#### Supplied data

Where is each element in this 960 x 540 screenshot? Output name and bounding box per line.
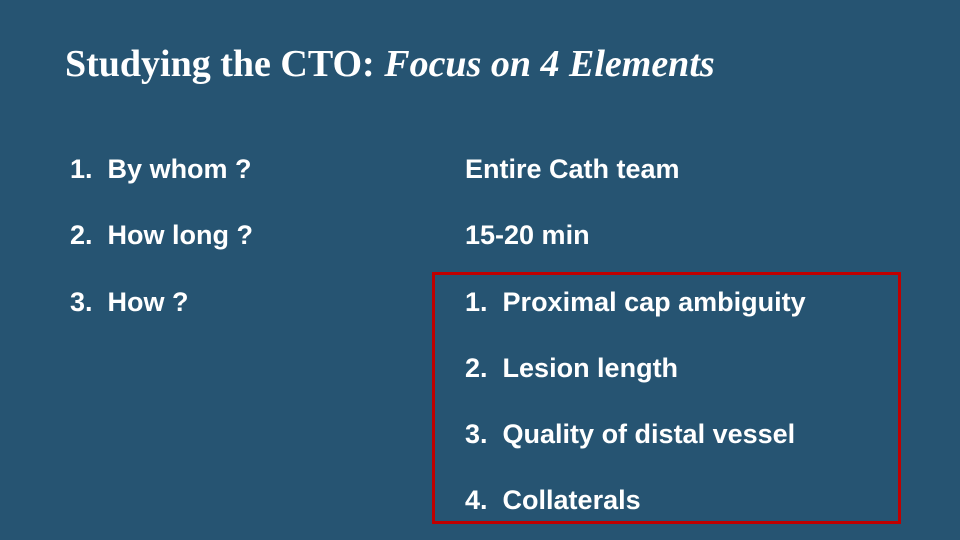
title-regular: Studying the CTO: [65, 43, 384, 85]
question-2: 2. How long ? [70, 220, 465, 251]
answer-1: Entire Cath team [465, 154, 680, 185]
slide-title: Studying the CTO: Focus on 4 Elements [65, 42, 715, 86]
q3-num: 3. [70, 287, 93, 317]
q1-text: By whom ? [108, 154, 252, 184]
q3-text: How ? [108, 287, 189, 317]
qa-row-1: 1. By whom ? Entire Cath team [70, 154, 910, 185]
title-italic: Focus on 4 Elements [384, 43, 714, 85]
answer-2: 15-20 min [465, 220, 590, 251]
question-3: 3. How ? [70, 287, 465, 318]
q2-num: 2. [70, 220, 93, 250]
highlight-box [432, 272, 901, 524]
question-1: 1. By whom ? [70, 154, 465, 185]
qa-row-2: 2. How long ? 15-20 min [70, 220, 910, 251]
q1-num: 1. [70, 154, 93, 184]
q2-text: How long ? [108, 220, 253, 250]
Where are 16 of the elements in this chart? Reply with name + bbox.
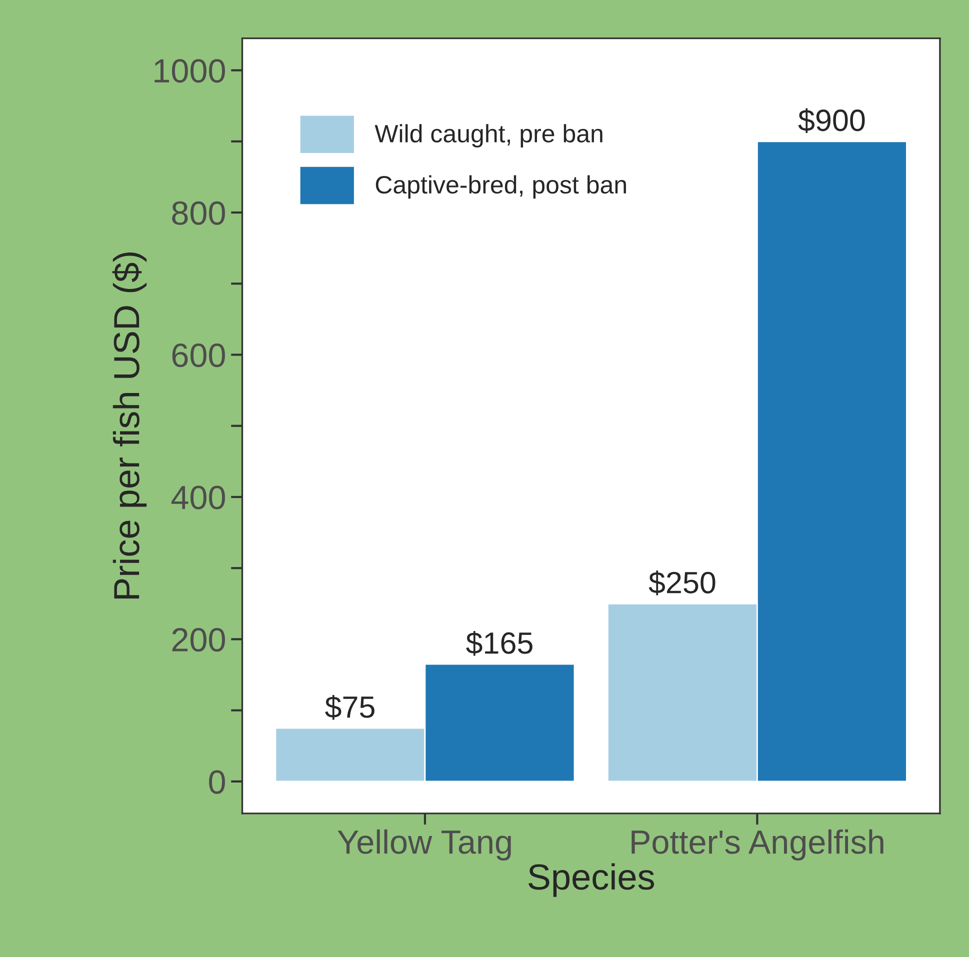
y-tick-label: 800 bbox=[172, 201, 225, 225]
data-label: $75 bbox=[325, 694, 374, 720]
y-tick-label: 1000 bbox=[154, 59, 225, 83]
x-tick-label: Potter's Angelfish bbox=[632, 829, 884, 860]
y-tick-label: 200 bbox=[172, 628, 225, 652]
y-tick-label: 0 bbox=[209, 770, 225, 794]
legend-label: Captive-bred, post ban bbox=[376, 175, 626, 199]
y-tick-label: 600 bbox=[172, 344, 225, 368]
x-axis-title: Species bbox=[528, 863, 654, 897]
y-axis-title: Price per fish USD ($) bbox=[112, 252, 147, 598]
x-tick-label: Yellow Tang bbox=[338, 829, 511, 860]
legend-label: Wild caught, pre ban bbox=[374, 124, 602, 148]
data-label: $900 bbox=[798, 108, 865, 134]
data-label: $250 bbox=[648, 570, 716, 596]
y-tick-label: 400 bbox=[171, 486, 225, 510]
data-label: $165 bbox=[466, 630, 532, 656]
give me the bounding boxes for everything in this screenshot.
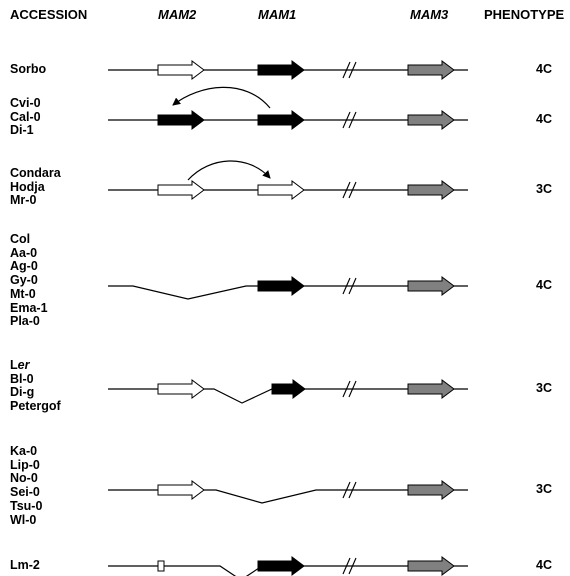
- row-6-accessions: Ka-0 Lip-0 No-0 Sei-0 Tsu-0 Wl-0: [10, 444, 43, 527]
- row-1-accessions: Sorbo: [10, 62, 47, 77]
- row-3-duplication-arrow: [187, 160, 271, 181]
- row-6-break-a: [342, 481, 351, 499]
- header-mam1: MAM1: [258, 7, 297, 22]
- row-7-phenotype: 4C: [536, 558, 552, 572]
- accession-label: Mt-0: [10, 286, 36, 301]
- accession-label: Mr-0: [10, 193, 37, 208]
- row-2-mam2-gene: [157, 110, 205, 130]
- row-7-break-a: [342, 557, 351, 575]
- row-1-phenotype: 4C: [536, 62, 552, 76]
- row-5-phenotype: 3C: [536, 381, 552, 395]
- accession-label: Gy-0: [10, 273, 38, 288]
- row-1-break-b: [348, 61, 357, 79]
- row-4-break-b: [348, 277, 357, 295]
- row-2-break-a: [342, 111, 351, 129]
- row-6-mam3-gene: [407, 480, 455, 500]
- row-2-mam1-gene: [257, 110, 305, 130]
- row-1-mam1-gene: [257, 60, 305, 80]
- header-accession: ACCESSION: [10, 7, 88, 22]
- row-7-accessions: Lm-2: [10, 558, 40, 573]
- row-4-break-a: [342, 277, 351, 295]
- row-4-mam1-gene: [257, 276, 305, 296]
- row-3-mam2-gene: [157, 180, 205, 200]
- accession-label: Ag-0: [10, 259, 38, 274]
- accession-label: Cvi-0: [10, 96, 41, 110]
- row-5-mam2-gene: [157, 379, 205, 399]
- row-6-mam2-gene: [157, 480, 205, 500]
- row-6-phenotype: 3C: [536, 482, 552, 496]
- accession-label: Bl-0: [10, 371, 34, 386]
- row-7-break-b: [348, 557, 357, 575]
- row-5-mam1-gene: [271, 379, 306, 399]
- accession-label: Sei-0: [10, 485, 40, 500]
- row-3-break-a: [342, 181, 351, 199]
- accession-label: Lm-2: [10, 558, 40, 572]
- row-5-accessions: Ler Bl-0 Di-g Petergof: [10, 358, 61, 414]
- accession-label: Ka-0: [10, 444, 38, 458]
- row-4-accessions: Col Aa-0 Ag-0 Gy-0 Mt-0 Ema-1 Pla-0: [10, 232, 48, 329]
- row-4-phenotype: 4C: [536, 278, 552, 292]
- accession-label: Hodja: [10, 179, 45, 194]
- accession-label: Aa-0: [10, 245, 38, 260]
- row-3-break-b: [348, 181, 357, 199]
- row-1-mam3-gene: [407, 60, 455, 80]
- row-2-mam3-gene: [407, 110, 455, 130]
- row-4-mam3-gene: [407, 276, 455, 296]
- accession-label: Col: [10, 232, 31, 246]
- row-7-mam1-gene: [257, 556, 305, 576]
- row-5-mam3-gene: [407, 379, 455, 399]
- row-5-backbone-right: [203, 388, 468, 404]
- row-3-accessions: Condara Hodja Mr-0: [10, 166, 61, 208]
- accession-label: Di-1: [10, 123, 34, 138]
- accession-label: Pla-0: [10, 314, 40, 329]
- accession-label: Cal-0: [10, 109, 41, 124]
- row-2-accessions: Cvi-0 Cal-0 Di-1: [10, 96, 41, 138]
- row-6-break-b: [348, 481, 357, 499]
- accession-label: Sorbo: [10, 62, 47, 76]
- accession-label: No-0: [10, 471, 38, 486]
- header-mam3: MAM3: [410, 7, 449, 22]
- accession-label: Ler: [10, 358, 30, 372]
- header-phenotype: PHENOTYPE: [484, 7, 565, 22]
- accession-label: Tsu-0: [10, 498, 43, 513]
- header-mam2: MAM2: [158, 7, 197, 22]
- row-3-mam3-gene: [407, 180, 455, 200]
- row-7-backbone-right: [164, 565, 468, 576]
- accession-label: Di-g: [10, 385, 35, 400]
- row-4-backbone: [108, 285, 468, 300]
- accession-label: Wl-0: [10, 512, 37, 527]
- row-7-mam2-remnant: [157, 560, 165, 572]
- accession-label: Ema-1: [10, 300, 48, 315]
- row-1-break-a: [342, 61, 351, 79]
- row-2-duplication-arrow: [172, 86, 271, 109]
- row-2-break-b: [348, 111, 357, 129]
- row-5-break-b: [348, 380, 357, 398]
- accession-label: Petergof: [10, 399, 61, 414]
- row-2-phenotype: 4C: [536, 112, 552, 126]
- row-3-mam1-gene: [257, 180, 305, 200]
- row-3-phenotype: 3C: [536, 182, 552, 196]
- row-7-mam3-gene: [407, 556, 455, 576]
- accession-label: Condara: [10, 166, 61, 180]
- accession-label: Lip-0: [10, 457, 40, 472]
- row-1-mam2-gene: [157, 60, 205, 80]
- row-5-break-a: [342, 380, 351, 398]
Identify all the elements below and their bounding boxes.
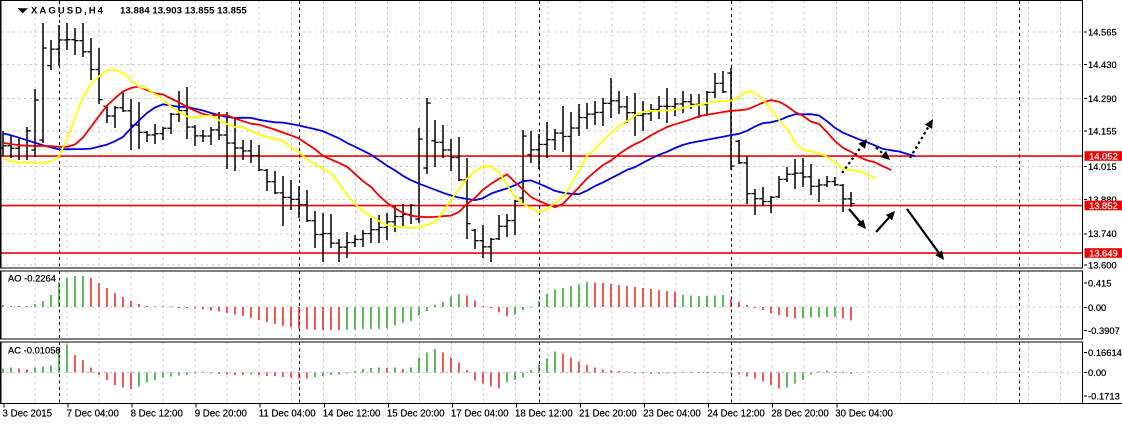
svg-text:13.884 13.903 13.855 13.855: 13.884 13.903 13.855 13.855 [120,6,247,17]
svg-text:30 Dec 04:00: 30 Dec 04:00 [835,409,893,420]
svg-text:0.16614: 0.16614 [1088,347,1122,358]
svg-text:14.290: 14.290 [1088,93,1117,104]
svg-text:0.00: 0.00 [1088,367,1106,378]
svg-text:-0.3907: -0.3907 [1088,325,1120,336]
svg-text:AC -0.01058: AC -0.01058 [8,344,61,355]
svg-text:14.430: 14.430 [1088,59,1117,70]
svg-text:14.155: 14.155 [1088,125,1117,136]
svg-text:13.600: 13.600 [1088,260,1117,271]
svg-text:14.052: 14.052 [1089,150,1118,161]
svg-text:28 Dec 20:00: 28 Dec 20:00 [771,409,829,420]
svg-text:0.415: 0.415 [1088,278,1111,289]
svg-text:13.852: 13.852 [1089,200,1118,211]
svg-text:13.649: 13.649 [1089,247,1118,258]
svg-text:-0.1713: -0.1713 [1088,391,1120,402]
svg-text:XAGUSD,H4: XAGUSD,H4 [31,6,105,17]
svg-text:17 Dec 04:00: 17 Dec 04:00 [451,409,509,420]
svg-text:21 Dec 20:00: 21 Dec 20:00 [579,409,637,420]
svg-text:0.00: 0.00 [1088,302,1106,313]
svg-text:13.740: 13.740 [1088,228,1117,239]
svg-text:3 Dec 2015: 3 Dec 2015 [3,409,53,420]
svg-text:18 Dec 12:00: 18 Dec 12:00 [515,409,573,420]
svg-text:14.565: 14.565 [1088,26,1117,37]
svg-text:11 Dec 04:00: 11 Dec 04:00 [259,409,317,420]
svg-text:8 Dec 12:00: 8 Dec 12:00 [131,409,184,420]
svg-text:AO -0.2264: AO -0.2264 [8,272,56,283]
svg-text:9 Dec 20:00: 9 Dec 20:00 [195,409,248,420]
svg-text:14.015: 14.015 [1088,161,1117,172]
svg-text:23 Dec 04:00: 23 Dec 04:00 [643,409,701,420]
svg-text:15 Dec 20:00: 15 Dec 20:00 [387,409,445,420]
svg-text:14 Dec 12:00: 14 Dec 12:00 [323,409,381,420]
svg-text:7 Dec 04:00: 7 Dec 04:00 [67,409,120,420]
svg-text:24 Dec 12:00: 24 Dec 12:00 [707,409,765,420]
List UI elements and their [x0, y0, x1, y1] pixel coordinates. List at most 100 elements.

########

● Work to be completed
Format the items above as a JSON list of strings, one string per line and blank lines omitted, from the first line of the items through the line containing "Where are 16", both ends included. Leave the pictures out of the answer.

● Output of the task
[
  "Where is each element in this 960 x 540 screenshot? Output name and bounding box per line.",
  "title-regular: Studying the CTO: [65, 43, 384, 85]",
  "question-2: 2. How long ? [70, 220, 465, 251]",
  "answer-1: Entire Cath team [465, 154, 680, 185]",
  "slide-title: Studying the CTO: Focus on 4 Elements [65, 42, 715, 86]",
  "q3-num: 3. [70, 287, 93, 317]",
  "q1-text: By whom ? [108, 154, 252, 184]",
  "q3-text: How ? [108, 287, 189, 317]",
  "qa-row-1: 1. By whom ? Entire Cath team [70, 154, 910, 185]",
  "title-italic: Focus on 4 Elements [384, 43, 714, 85]",
  "answer-2: 15-20 min [465, 220, 590, 251]",
  "question-3: 3. How ? [70, 287, 465, 318]",
  "q2-num: 2. [70, 220, 93, 250]",
  "highlight-box [432, 272, 901, 524]",
  "question-1: 1. By whom ? [70, 154, 465, 185]",
  "qa-row-2: 2. How long ? 15-20 min [70, 220, 910, 251]",
  "q1-num: 1. [70, 154, 93, 184]",
  "q2-text: How long ? [108, 220, 253, 250]",
  "Where are 16 of the elements in this chart? Reply with name + bbox."
]